§ YOUR INSTRUCTIONS: Check each line of the material. Copy those containing "Customers".

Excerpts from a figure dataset

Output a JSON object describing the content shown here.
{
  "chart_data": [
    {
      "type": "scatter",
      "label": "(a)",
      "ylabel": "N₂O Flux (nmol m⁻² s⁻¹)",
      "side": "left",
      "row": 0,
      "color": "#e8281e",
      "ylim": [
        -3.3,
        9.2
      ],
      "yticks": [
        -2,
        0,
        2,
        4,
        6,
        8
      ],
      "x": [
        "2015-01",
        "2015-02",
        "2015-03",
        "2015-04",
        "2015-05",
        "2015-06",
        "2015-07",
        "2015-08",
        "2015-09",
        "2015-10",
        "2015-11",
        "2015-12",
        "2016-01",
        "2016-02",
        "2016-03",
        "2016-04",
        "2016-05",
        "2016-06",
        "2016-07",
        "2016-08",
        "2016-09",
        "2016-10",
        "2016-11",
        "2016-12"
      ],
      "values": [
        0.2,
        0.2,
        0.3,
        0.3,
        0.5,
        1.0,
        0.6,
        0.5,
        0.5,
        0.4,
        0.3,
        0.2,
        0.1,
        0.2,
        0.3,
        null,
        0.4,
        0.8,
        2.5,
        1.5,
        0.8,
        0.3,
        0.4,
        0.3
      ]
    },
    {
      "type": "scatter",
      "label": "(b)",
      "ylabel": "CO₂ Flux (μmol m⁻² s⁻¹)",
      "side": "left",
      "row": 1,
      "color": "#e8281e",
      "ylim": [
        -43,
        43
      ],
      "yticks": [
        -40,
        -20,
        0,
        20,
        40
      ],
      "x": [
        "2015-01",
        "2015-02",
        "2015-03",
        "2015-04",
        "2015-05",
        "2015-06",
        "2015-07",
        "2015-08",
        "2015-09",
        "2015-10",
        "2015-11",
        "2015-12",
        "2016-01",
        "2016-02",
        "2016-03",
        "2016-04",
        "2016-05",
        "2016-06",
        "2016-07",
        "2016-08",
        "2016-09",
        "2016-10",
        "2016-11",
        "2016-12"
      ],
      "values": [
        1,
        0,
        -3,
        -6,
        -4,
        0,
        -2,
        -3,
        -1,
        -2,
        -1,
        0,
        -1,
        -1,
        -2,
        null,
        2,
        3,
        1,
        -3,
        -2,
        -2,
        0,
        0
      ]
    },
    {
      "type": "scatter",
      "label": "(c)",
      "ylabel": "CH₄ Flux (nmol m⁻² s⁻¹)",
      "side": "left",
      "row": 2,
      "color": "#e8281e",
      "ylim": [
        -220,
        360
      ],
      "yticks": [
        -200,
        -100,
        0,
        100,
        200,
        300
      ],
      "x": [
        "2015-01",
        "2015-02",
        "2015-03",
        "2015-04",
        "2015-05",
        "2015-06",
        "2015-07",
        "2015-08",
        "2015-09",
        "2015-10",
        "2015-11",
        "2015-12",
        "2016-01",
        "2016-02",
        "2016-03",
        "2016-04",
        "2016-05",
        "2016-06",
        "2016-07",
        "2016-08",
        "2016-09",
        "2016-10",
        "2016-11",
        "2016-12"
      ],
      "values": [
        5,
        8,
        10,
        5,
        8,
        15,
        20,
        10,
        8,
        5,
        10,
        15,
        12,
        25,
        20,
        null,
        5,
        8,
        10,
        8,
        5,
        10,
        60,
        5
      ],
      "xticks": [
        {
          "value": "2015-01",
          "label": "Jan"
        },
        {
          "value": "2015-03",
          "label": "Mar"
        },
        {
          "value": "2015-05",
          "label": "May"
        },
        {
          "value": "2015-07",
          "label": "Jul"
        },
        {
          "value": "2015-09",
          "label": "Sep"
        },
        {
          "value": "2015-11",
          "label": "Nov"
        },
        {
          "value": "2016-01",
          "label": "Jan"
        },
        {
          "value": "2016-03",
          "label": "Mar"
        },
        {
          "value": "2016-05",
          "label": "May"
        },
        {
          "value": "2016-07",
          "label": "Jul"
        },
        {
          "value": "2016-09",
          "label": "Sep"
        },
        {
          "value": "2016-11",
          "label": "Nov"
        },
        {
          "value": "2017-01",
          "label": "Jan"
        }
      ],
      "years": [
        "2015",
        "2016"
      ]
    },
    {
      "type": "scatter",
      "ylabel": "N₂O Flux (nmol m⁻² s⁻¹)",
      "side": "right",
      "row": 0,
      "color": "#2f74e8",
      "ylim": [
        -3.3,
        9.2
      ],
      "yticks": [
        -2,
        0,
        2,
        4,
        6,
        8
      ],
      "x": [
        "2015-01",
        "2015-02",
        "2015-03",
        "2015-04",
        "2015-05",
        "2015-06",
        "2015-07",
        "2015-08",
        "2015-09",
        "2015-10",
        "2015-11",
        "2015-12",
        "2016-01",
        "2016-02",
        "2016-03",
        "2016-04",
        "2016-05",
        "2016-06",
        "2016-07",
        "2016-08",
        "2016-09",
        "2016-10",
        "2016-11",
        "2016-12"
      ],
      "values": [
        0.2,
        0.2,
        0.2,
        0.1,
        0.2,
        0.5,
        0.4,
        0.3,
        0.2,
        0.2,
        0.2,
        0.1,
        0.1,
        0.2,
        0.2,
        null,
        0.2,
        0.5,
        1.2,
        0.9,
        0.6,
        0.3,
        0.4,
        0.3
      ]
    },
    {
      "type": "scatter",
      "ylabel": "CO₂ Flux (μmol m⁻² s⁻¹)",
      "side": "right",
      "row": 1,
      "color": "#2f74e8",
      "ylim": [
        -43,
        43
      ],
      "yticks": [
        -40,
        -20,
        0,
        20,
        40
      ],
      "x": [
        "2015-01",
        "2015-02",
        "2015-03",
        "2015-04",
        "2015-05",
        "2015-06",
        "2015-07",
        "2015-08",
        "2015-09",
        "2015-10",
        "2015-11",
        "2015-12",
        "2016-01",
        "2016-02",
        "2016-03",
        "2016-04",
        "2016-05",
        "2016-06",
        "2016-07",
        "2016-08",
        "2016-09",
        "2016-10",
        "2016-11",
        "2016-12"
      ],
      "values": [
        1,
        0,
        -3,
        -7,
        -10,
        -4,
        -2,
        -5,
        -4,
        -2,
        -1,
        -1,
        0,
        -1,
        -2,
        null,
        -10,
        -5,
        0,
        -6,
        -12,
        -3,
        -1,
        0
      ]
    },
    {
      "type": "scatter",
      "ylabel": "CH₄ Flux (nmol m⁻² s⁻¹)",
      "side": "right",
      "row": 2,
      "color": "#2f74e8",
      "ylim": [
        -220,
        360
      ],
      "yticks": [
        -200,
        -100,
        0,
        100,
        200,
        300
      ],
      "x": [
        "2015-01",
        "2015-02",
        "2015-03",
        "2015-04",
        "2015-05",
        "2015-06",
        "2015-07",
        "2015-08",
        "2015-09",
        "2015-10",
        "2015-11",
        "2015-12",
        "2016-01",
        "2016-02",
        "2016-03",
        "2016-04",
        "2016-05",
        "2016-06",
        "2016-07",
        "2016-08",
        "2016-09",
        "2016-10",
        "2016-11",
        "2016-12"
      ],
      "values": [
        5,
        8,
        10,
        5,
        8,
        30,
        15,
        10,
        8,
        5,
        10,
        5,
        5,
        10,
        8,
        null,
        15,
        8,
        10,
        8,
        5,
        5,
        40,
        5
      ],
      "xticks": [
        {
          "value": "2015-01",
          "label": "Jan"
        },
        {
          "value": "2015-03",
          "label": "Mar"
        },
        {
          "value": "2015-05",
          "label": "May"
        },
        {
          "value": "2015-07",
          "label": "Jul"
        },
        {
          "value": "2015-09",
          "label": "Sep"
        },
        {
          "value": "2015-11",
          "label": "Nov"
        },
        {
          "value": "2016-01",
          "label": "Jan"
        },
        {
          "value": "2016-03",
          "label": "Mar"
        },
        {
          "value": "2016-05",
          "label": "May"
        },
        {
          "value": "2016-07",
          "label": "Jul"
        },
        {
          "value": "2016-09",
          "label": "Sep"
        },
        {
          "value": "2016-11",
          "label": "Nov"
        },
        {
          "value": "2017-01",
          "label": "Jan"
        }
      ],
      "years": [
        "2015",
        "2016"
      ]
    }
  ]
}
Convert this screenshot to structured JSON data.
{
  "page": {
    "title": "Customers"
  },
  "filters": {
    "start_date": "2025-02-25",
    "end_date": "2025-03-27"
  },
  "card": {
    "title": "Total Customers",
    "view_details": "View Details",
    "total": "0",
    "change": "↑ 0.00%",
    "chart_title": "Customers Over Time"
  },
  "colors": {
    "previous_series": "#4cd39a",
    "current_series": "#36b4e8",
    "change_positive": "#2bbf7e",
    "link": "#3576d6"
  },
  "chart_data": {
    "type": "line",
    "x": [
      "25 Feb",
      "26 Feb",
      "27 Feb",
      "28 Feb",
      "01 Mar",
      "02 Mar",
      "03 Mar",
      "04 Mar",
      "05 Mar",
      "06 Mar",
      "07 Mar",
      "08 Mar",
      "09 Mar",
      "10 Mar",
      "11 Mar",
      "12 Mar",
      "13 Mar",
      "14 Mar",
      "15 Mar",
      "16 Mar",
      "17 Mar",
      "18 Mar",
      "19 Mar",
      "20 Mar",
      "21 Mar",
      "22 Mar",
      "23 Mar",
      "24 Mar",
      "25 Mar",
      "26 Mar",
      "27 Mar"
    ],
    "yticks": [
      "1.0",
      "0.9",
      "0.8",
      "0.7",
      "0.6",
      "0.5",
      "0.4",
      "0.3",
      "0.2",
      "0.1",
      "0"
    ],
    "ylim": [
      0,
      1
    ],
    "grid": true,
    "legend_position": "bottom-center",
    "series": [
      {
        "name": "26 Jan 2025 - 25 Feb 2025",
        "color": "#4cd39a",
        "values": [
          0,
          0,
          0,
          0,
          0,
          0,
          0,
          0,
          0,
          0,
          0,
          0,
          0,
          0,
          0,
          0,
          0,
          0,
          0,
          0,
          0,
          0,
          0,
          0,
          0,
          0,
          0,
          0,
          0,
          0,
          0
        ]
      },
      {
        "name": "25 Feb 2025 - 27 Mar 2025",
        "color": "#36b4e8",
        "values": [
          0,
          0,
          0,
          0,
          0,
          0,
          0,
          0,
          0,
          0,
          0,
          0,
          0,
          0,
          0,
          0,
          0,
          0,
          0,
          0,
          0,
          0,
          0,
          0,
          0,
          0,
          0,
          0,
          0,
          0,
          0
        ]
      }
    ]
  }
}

§ WRITTEN ANSWER:
    "title": "Customers"
    "title": "Total Customers",
    "chart_title": "Customers Over Time"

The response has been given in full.